Instruction >> Copy out every line that contains the word "Time".

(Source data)
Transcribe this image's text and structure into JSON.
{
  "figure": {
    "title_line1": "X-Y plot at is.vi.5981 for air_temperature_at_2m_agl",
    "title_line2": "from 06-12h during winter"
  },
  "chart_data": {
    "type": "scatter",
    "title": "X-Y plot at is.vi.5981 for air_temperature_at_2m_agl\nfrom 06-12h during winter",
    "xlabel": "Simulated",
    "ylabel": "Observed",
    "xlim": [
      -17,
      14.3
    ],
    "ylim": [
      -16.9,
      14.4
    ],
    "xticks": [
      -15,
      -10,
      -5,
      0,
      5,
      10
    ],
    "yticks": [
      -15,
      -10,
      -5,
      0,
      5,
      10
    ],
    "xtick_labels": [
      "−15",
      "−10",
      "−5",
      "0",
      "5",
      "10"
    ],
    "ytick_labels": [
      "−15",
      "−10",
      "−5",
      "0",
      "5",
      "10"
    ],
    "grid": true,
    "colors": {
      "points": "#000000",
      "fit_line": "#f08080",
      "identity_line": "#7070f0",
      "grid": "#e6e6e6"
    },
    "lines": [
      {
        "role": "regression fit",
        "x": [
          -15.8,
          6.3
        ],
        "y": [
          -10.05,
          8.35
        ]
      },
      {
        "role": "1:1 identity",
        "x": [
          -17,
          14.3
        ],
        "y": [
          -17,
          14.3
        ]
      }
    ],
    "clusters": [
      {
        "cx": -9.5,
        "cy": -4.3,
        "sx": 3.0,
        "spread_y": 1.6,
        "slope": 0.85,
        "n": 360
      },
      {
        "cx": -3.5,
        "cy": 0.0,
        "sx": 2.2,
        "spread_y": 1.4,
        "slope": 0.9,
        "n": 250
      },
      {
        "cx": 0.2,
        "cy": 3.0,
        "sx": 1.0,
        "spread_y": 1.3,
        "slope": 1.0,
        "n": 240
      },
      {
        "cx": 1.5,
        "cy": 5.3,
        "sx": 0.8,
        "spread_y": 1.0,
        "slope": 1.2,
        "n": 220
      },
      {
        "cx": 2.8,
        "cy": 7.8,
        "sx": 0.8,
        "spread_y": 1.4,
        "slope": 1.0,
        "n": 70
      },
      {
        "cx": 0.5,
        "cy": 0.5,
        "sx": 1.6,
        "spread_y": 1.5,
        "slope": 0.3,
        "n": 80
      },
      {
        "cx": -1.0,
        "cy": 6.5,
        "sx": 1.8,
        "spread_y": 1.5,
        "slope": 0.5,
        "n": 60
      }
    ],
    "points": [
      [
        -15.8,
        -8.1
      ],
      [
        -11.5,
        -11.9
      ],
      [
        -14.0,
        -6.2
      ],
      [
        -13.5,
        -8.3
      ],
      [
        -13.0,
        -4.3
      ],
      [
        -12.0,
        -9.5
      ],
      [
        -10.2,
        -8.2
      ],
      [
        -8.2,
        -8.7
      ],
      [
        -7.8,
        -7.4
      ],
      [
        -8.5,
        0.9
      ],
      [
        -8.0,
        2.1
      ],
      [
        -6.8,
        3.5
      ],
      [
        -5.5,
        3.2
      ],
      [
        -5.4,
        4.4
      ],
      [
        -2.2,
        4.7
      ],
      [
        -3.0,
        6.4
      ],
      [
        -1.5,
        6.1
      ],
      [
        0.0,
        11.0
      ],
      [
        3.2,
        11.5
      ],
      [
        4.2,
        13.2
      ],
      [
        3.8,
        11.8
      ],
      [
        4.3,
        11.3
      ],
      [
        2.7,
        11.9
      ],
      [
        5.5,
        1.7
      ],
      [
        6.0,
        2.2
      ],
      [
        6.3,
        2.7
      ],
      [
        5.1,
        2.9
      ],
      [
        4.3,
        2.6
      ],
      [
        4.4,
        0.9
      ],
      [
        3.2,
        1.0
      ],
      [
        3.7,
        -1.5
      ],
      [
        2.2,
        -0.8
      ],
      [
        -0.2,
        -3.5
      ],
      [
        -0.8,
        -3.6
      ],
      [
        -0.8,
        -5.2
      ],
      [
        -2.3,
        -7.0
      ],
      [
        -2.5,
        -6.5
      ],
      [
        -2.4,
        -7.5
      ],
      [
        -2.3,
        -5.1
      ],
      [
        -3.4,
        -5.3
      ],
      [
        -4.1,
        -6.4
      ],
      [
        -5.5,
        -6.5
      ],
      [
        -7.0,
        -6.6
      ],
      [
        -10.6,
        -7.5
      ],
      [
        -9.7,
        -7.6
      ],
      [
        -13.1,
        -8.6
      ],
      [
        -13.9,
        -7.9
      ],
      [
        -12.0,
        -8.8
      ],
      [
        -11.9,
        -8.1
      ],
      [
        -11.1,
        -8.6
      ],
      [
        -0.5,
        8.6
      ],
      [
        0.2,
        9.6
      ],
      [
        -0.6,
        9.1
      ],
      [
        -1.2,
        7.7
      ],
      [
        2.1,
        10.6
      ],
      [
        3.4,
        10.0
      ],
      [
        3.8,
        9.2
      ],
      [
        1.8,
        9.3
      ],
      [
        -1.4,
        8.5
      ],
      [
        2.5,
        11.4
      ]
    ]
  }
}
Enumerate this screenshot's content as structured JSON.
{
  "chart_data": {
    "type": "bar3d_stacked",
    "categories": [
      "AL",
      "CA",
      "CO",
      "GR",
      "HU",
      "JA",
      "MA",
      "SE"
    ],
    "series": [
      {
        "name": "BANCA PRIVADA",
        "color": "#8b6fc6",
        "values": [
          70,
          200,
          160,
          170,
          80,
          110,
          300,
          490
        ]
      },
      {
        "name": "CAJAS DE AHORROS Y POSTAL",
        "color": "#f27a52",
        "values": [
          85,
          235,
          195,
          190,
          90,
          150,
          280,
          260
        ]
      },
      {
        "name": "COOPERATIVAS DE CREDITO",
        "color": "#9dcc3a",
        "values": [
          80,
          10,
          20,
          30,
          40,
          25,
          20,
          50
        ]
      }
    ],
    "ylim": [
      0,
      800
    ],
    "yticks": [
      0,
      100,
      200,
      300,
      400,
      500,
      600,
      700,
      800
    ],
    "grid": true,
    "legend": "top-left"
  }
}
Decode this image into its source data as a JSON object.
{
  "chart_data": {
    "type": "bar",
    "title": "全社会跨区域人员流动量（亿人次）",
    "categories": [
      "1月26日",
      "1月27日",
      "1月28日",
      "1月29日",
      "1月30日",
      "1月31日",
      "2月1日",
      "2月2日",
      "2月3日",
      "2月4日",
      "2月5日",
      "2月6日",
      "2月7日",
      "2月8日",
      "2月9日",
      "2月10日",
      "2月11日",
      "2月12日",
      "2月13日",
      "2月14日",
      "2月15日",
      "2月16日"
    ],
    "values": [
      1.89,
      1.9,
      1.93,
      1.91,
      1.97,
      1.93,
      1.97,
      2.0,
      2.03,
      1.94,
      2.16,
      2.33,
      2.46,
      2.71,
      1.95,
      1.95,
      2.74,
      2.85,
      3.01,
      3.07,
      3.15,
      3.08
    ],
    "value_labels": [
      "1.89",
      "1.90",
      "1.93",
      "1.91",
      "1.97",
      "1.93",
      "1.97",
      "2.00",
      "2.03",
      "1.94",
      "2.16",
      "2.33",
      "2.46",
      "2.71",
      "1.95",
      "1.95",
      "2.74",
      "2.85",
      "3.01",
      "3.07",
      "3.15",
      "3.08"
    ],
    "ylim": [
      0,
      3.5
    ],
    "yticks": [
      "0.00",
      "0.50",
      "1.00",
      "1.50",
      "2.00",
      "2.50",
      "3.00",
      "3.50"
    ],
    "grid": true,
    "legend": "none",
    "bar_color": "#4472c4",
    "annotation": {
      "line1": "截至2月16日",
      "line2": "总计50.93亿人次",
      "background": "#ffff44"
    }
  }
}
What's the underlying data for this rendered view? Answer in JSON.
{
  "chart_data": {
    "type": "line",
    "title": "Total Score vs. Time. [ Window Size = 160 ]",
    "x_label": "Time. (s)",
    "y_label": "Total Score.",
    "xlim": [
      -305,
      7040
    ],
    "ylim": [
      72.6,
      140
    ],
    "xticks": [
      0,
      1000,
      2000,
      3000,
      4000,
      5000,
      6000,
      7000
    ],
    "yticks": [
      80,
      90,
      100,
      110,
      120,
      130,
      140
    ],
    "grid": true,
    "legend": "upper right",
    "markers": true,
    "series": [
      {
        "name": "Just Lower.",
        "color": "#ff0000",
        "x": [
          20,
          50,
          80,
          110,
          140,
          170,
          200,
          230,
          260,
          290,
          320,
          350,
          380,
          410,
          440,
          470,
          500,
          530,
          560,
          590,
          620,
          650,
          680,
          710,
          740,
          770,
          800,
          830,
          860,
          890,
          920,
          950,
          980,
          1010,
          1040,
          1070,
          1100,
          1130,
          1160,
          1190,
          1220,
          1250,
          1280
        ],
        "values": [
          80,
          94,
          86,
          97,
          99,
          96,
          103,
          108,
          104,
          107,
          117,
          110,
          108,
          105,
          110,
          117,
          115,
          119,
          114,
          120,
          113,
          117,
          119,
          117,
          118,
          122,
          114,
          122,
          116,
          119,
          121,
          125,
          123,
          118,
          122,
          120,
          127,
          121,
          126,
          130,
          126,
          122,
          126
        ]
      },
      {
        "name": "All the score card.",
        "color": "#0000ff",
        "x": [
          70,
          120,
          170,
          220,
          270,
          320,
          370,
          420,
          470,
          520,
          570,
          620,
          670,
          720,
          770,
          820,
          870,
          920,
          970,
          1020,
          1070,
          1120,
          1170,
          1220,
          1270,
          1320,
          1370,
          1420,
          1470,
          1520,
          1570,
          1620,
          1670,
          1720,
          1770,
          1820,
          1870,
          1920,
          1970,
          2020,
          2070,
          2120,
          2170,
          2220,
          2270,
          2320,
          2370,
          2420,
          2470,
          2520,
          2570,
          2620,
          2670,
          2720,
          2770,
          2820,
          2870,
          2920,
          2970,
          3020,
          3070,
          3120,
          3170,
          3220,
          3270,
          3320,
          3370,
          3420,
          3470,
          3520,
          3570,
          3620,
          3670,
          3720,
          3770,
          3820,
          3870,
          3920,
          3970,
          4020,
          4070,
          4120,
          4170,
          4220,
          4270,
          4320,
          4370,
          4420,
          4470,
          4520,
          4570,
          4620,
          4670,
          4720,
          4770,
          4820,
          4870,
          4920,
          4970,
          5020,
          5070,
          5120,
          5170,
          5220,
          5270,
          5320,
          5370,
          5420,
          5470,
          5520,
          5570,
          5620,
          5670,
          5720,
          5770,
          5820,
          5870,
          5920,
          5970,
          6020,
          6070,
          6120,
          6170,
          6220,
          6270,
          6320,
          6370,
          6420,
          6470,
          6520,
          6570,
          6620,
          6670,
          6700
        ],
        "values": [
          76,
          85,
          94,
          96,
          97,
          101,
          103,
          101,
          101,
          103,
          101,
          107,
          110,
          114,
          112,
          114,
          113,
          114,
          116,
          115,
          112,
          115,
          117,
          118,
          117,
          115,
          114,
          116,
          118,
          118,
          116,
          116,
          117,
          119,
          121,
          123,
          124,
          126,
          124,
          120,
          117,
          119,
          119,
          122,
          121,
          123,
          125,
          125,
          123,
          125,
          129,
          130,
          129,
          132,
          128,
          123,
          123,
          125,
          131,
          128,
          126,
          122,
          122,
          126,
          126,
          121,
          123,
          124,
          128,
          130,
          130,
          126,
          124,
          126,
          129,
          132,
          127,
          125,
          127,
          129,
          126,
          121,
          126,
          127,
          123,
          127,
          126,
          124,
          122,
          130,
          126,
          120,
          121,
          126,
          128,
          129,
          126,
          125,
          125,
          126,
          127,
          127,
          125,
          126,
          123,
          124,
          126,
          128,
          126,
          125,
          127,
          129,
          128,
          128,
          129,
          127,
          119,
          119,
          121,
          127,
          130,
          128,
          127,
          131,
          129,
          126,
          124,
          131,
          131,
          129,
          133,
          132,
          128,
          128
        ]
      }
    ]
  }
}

Solution to the exercise >>
    "title": "Total Score vs. Time. [ Window Size = 160 ]",
    "x_label": "Time. (s)",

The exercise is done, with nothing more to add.